■ Task
Copy every entry exactly as given, minus the images.

## begin Data for this task

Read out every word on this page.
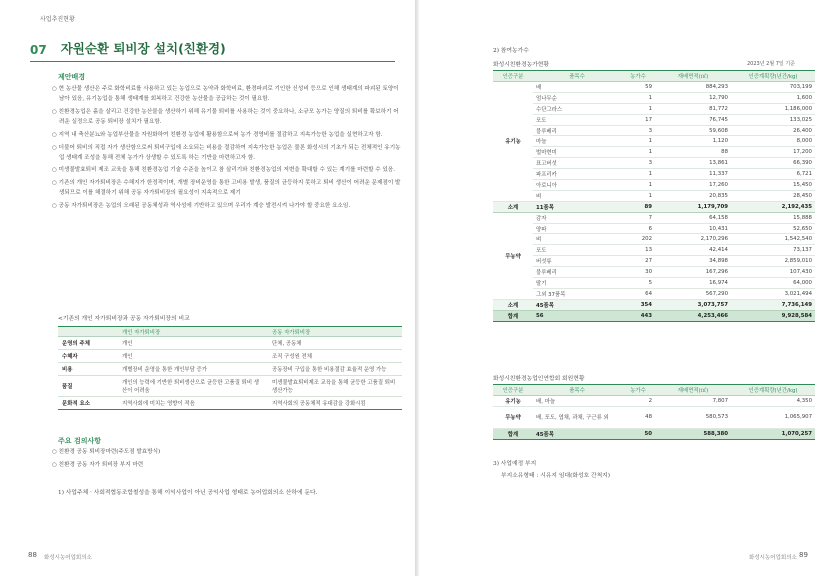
사업추진현황
07 자원순환 퇴비장 설치(친환경)
제안배경

○ 현 농산물 생산은 주로 화학비료를 사용하고 있는 농업으로 농약과 화학비료, 환경파괴로 기인한 신성비 등으로 인해 생태계의 파괴된 토양이 남아 있음, 유기농업을 통해 생태계를 회복하고 건강한 농산물을 공급하는 것이 필요함.

○ 친환경농업은 흙을 살리고 건강한 농산물을 생산하기 위해 유기물 퇴비를 사용하는 것이 중요하나, 소규모 농가는 양질의 퇴비를 확보하기 어려운 실정으로 공동 퇴비장 설치가 필요함.

○ 지역 내 축산분뇨와 농업부산물을 자원화하여 친환경 농업에 활용함으로써 농가 경영비를 절감하고 지속가능한 농업을 실현하고자 함.

○ 더불어 퇴비의 직접 자가 생산함으로써 퇴비구입에 소요되는 비용을 절감하여 지속가능한 농업은 물론 화성시의 기초가 되는 전체적인 유기농업 생태계 조성을 통해 전체 농가가 상생할 수 있도록 하는 기반을 마련하고자 함.

○ 미생물발효퇴비 제조 교육을 통해 친환경농업 기술 수준을 높이고 참 살리기와 친환경농업의 저변을 확대할 수 있는 계기를 마련할 수 있음.

○ 기존의 개인 자가퇴비장은 수해지가 한정적이며, 개별 장비운영을 통한 고비용 발생, 품질의 균등하지 못하고 퇴비 생산이 어려운 문제점이 발생되므로 이를 해결하기 위해 공동 자가퇴비장의 필요성이 지속적으로 제기

○ 공동 자가퇴비장은 농업의 오래된 공동체성과 역사성에 기반하고 있으며 우리가 계승 발전시켜 나가야 할 중요한 요소임.

<기존의 개인 자가퇴비장과 공동 자가퇴비장의 비교
	개인 자가퇴비장	공동 자가퇴비장
운영의 주체	개인	단체, 공동체
수혜자	개인	조직 구성원 전체
비용	개별장비 운영을 통한 개인부담 증가	공동장비 구입을 통한 비용절감 효율적 운영 가능
품질	개인의 능력에 기반한 퇴비생산으로 균등한 고품질 퇴비 생산이 어려움	미생물발효퇴비제조 교육을 통해 균등한 고품질 퇴비 생산가능
문화적 요소	지역사회에 미치는 영향이 적음	지역사회의 공동체적 유대감을 강화시킴
주요 검의사항

○ 친환경 공동 퇴비장마련(주도점 발효방식)

○ 친환경 공동 자가 퇴비장 부지 마련

1) 사업주체 · 사회적협동조합철성을 통해 이익사업이 아닌 공익사업 형태로 농어업회의소 산하에 둔다.
88 화성시농어업회의소
2) 참여농가수
화성시친환경농가현황	2023년 2월 7일 기준
인증구분	품목수	농가수	재배면적(㎡)	인증계획량(년간/kg)
유기농	배	59	884,293	703,199
	엄나무순	1	12,790	1,600
	수단그라스	1	81,772	1,186,000
	포도	17	76,745	133,025
	블루베리	3	59,608	26,400
	마늘	1	1,120	8,000
	벌마현미	1	88	17,200
	표고버섯	3	13,861	66,390
	파프리카	1	11,337	6,721
	아로니아	1	17,260	15,450
	벼	1	20,835	28,450
소계	11품목	89	1,179,709	2,192,435
무농약	감자	7	64,158	15,888
	양파	6	10,431	52,650
	벼	202	2,170,296	1,542,540
	포도	13	42,414	73,137
	버섯류	27	34,898	2,859,010
	블루베리	30	167,296	107,430
	딸기	5	16,974	64,000
	그외 37품목	64	567,290	3,021,494
소계	45품목	354	3,073,757	7,736,149
합계	56	443	4,253,466	9,928,584
화성시친환경농업인연합회 회원현황
인증구분	품목수	농가수	재배면적(㎡)	인증계획량(년간/kg)
유기농	배, 마늘	2	7,807	4,350
무농약	배, 포도, 엽채, 과채, 구근류 외	48	580,573	1,065,907
합계	45품목	50	588,380	1,070,257
3) 사업예정 부지
부지소유형태 : 시유지 임대(화성호 간척지)
화성시농어업회의소 89
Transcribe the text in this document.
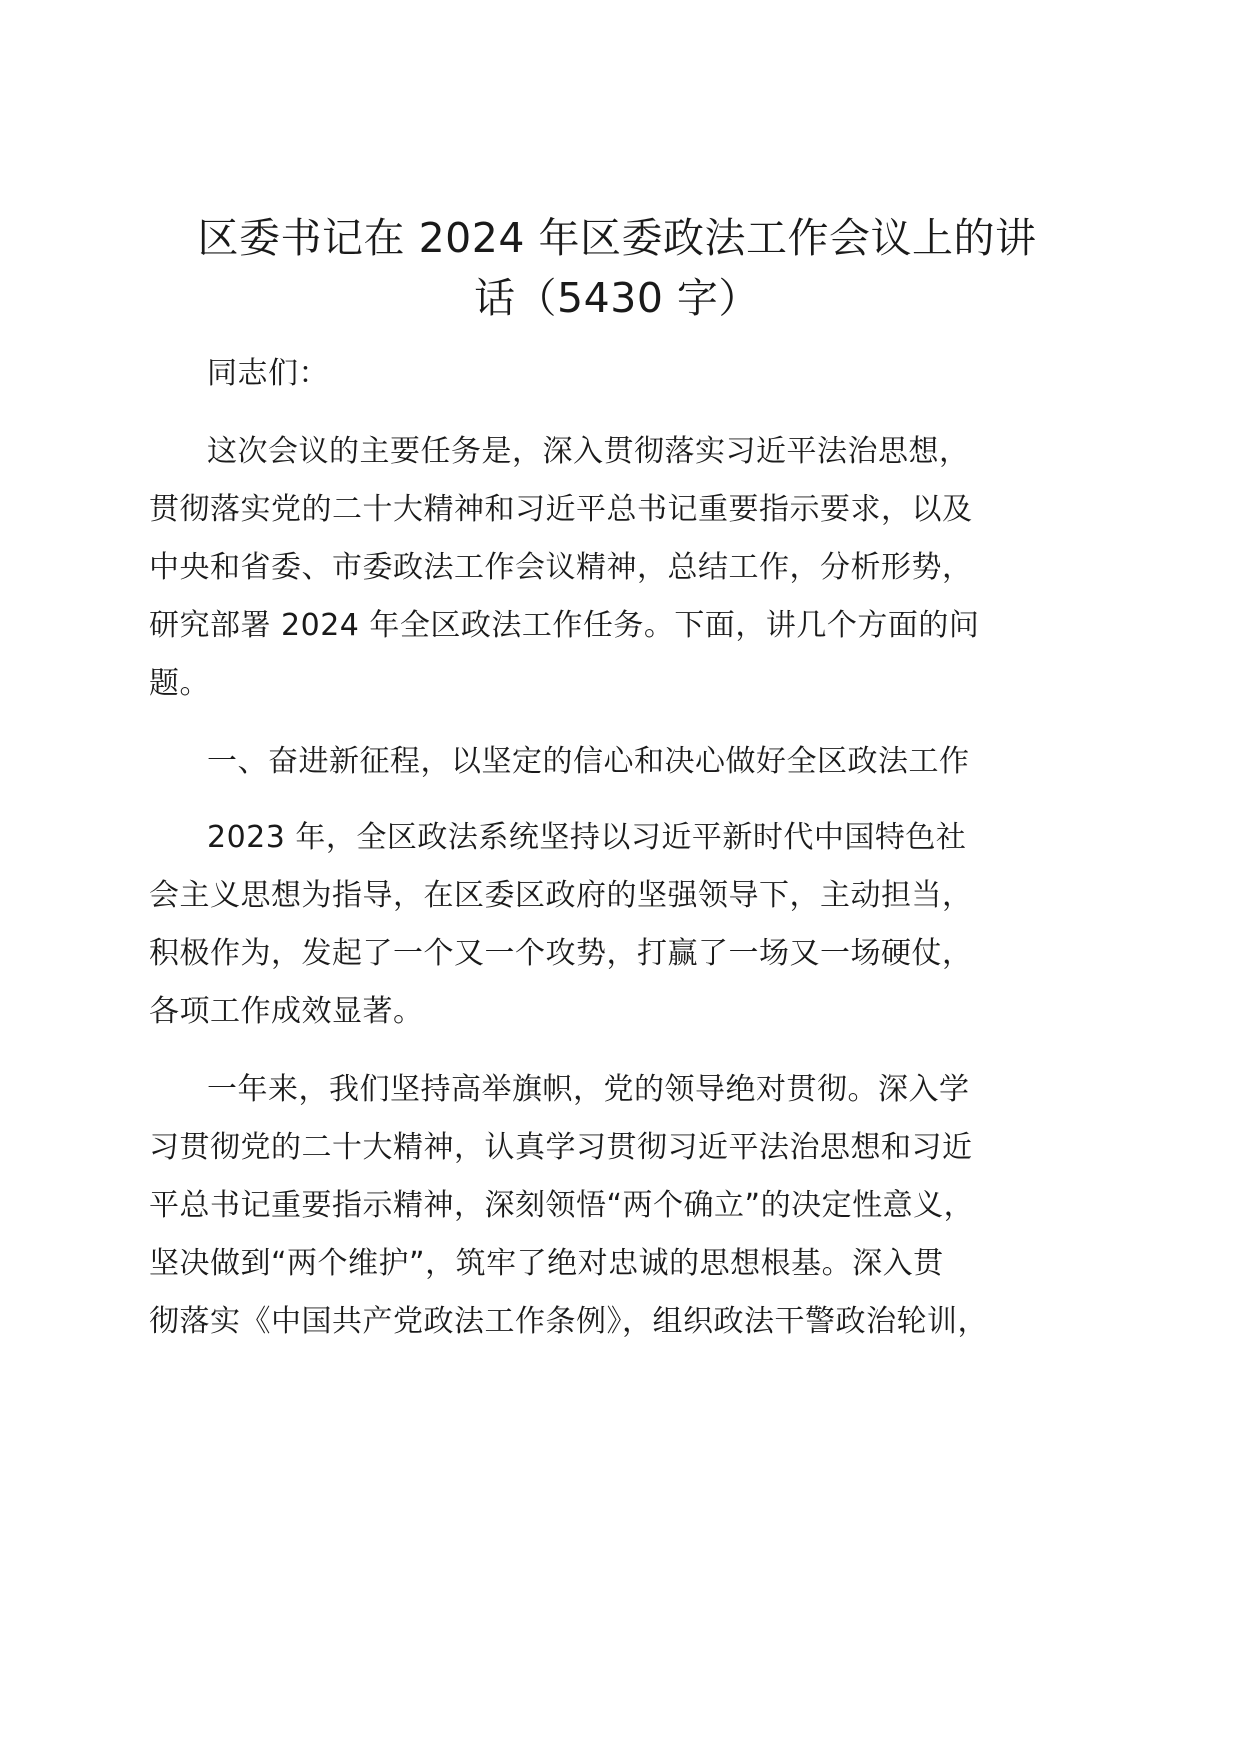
区委书记在 2024 年区委政法工作会议上的讲
话（5430 字）
同志们：
这次会议的主要任务是，深入贯彻落实习近平法治思想，
贯彻落实党的二十大精神和习近平总书记重要指示要求，以及
中央和省委、市委政法工作会议精神，总结工作，分析形势，
研究部署 2024 年全区政法工作任务。下面，讲几个方面的问
题。
一、奋进新征程，以坚定的信心和决心做好全区政法工作
2023 年，全区政法系统坚持以习近平新时代中国特色社
会主义思想为指导，在区委区政府的坚强领导下，主动担当，
积极作为，发起了一个又一个攻势，打赢了一场又一场硬仗，
各项工作成效显著。
一年来，我们坚持高举旗帜，党的领导绝对贯彻。深入学
习贯彻党的二十大精神，认真学习贯彻习近平法治思想和习近
平总书记重要指示精神，深刻领悟“两个确立”的决定性意义，
坚决做到“两个维护”，筑牢了绝对忠诚的思想根基。深入贯
彻落实《中国共产党政法工作条例》，组织政法干警政治轮训，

## end Data for this task

■ Exercise result
Read out every word on this page.
사업추진현황
07 자원순환 퇴비장 설치(친환경)
제안배경

○ 현 농산물 생산은 주로 화학비료를 사용하고 있는 농업으로 농약과 화학비료, 환경파괴로 기인한 신성비 등으로 인해 생태계의 파괴된 토양이 남아 있음, 유기농업을 통해 생태계를 회복하고 건강한 농산물을 공급하는 것이 필요함.

○ 친환경농업은 흙을 살리고 건강한 농산물을 생산하기 위해 유기물 퇴비를 사용하는 것이 중요하나, 소규모 농가는 양질의 퇴비를 확보하기 어려운 실정으로 공동 퇴비장 설치가 필요함.

○ 지역 내 축산분뇨와 농업부산물을 자원화하여 친환경 농업에 활용함으로써 농가 경영비를 절감하고 지속가능한 농업을 실현하고자 함.

○ 더불어 퇴비의 직접 자가 생산함으로써 퇴비구입에 소요되는 비용을 절감하여 지속가능한 농업은 물론 화성시의 기초가 되는 전체적인 유기농업 생태계 조성을 통해 전체 농가가 상생할 수 있도록 하는 기반을 마련하고자 함.

○ 미생물발효퇴비 제조 교육을 통해 친환경농업 기술 수준을 높이고 참 살리기와 친환경농업의 저변을 확대할 수 있는 계기를 마련할 수 있음.

○ 기존의 개인 자가퇴비장은 수해지가 한정적이며, 개별 장비운영을 통한 고비용 발생, 품질의 균등하지 못하고 퇴비 생산이 어려운 문제점이 발생되므로 이를 해결하기 위해 공동 자가퇴비장의 필요성이 지속적으로 제기

○ 공동 자가퇴비장은 농업의 오래된 공동체성과 역사성에 기반하고 있으며 우리가 계승 발전시켜 나가야 할 중요한 요소임.

<기존의 개인 자가퇴비장과 공동 자가퇴비장의 비교
	개인 자가퇴비장	공동 자가퇴비장
운영의 주체	개인	단체, 공동체
수혜자	개인	조직 구성원 전체
비용	개별장비 운영을 통한 개인부담 증가	공동장비 구입을 통한 비용절감 효율적 운영 가능
품질	개인의 능력에 기반한 퇴비생산으로 균등한 고품질 퇴비 생산이 어려움	미생물발효퇴비제조 교육을 통해 균등한 고품질 퇴비 생산가능
문화적 요소	지역사회에 미치는 영향이 적음	지역사회의 공동체적 유대감을 강화시킴
주요 검의사항

○ 친환경 공동 퇴비장마련(주도점 발효방식)

○ 친환경 공동 자가 퇴비장 부지 마련

1) 사업주체 · 사회적협동조합철성을 통해 이익사업이 아닌 공익사업 형태로 농어업회의소 산하에 둔다.
88 화성시농어업회의소
2) 참여농가수
화성시친환경농가현황	2023년 2월 7일 기준
인증구분	품목수	농가수	재배면적(㎡)	인증계획량(년간/kg)
유기농	배	59	884,293	703,199
	엄나무순	1	12,790	1,600
	수단그라스	1	81,772	1,186,000
	포도	17	76,745	133,025
	블루베리	3	59,608	26,400
	마늘	1	1,120	8,000
	벌마현미	1	88	17,200
	표고버섯	3	13,861	66,390
	파프리카	1	11,337	6,721
	아로니아	1	17,260	15,450
	벼	1	20,835	28,450
소계	11품목	89	1,179,709	2,192,435
무농약	감자	7	64,158	15,888
	양파	6	10,431	52,650
	벼	202	2,170,296	1,542,540
	포도	13	42,414	73,137
	버섯류	27	34,898	2,859,010
	블루베리	30	167,296	107,430
	딸기	5	16,974	64,000
	그외 37품목	64	567,290	3,021,494
소계	45품목	354	3,073,757	7,736,149
합계	56	443	4,253,466	9,928,584
화성시친환경농업인연합회 회원현황
인증구분	품목수	농가수	재배면적(㎡)	인증계획량(년간/kg)
유기농	배, 마늘	2	7,807	4,350
무농약	배, 포도, 엽채, 과채, 구근류 외	48	580,573	1,065,907
합계	45품목	50	588,380	1,070,257
3) 사업예정 부지
부지소유형태 : 시유지 임대(화성호 간척지)
화성시농어업회의소 89
Transcribe the text in this document.
区委书记在 2024 年区委政法工作会议上的讲
话（5430 字）
同志们：
这次会议的主要任务是，深入贯彻落实习近平法治思想，
贯彻落实党的二十大精神和习近平总书记重要指示要求，以及
中央和省委、市委政法工作会议精神，总结工作，分析形势，
研究部署 2024 年全区政法工作任务。下面，讲几个方面的问
题。
一、奋进新征程，以坚定的信心和决心做好全区政法工作
2023 年，全区政法系统坚持以习近平新时代中国特色社
会主义思想为指导，在区委区政府的坚强领导下，主动担当，
积极作为，发起了一个又一个攻势，打赢了一场又一场硬仗，
各项工作成效显著。
一年来，我们坚持高举旗帜，党的领导绝对贯彻。深入学
习贯彻党的二十大精神，认真学习贯彻习近平法治思想和习近
平总书记重要指示精神，深刻领悟“两个确立”的决定性意义，
坚决做到“两个维护”，筑牢了绝对忠诚的思想根基。深入贯
彻落实《中国共产党政法工作条例》，组织政法干警政治轮训，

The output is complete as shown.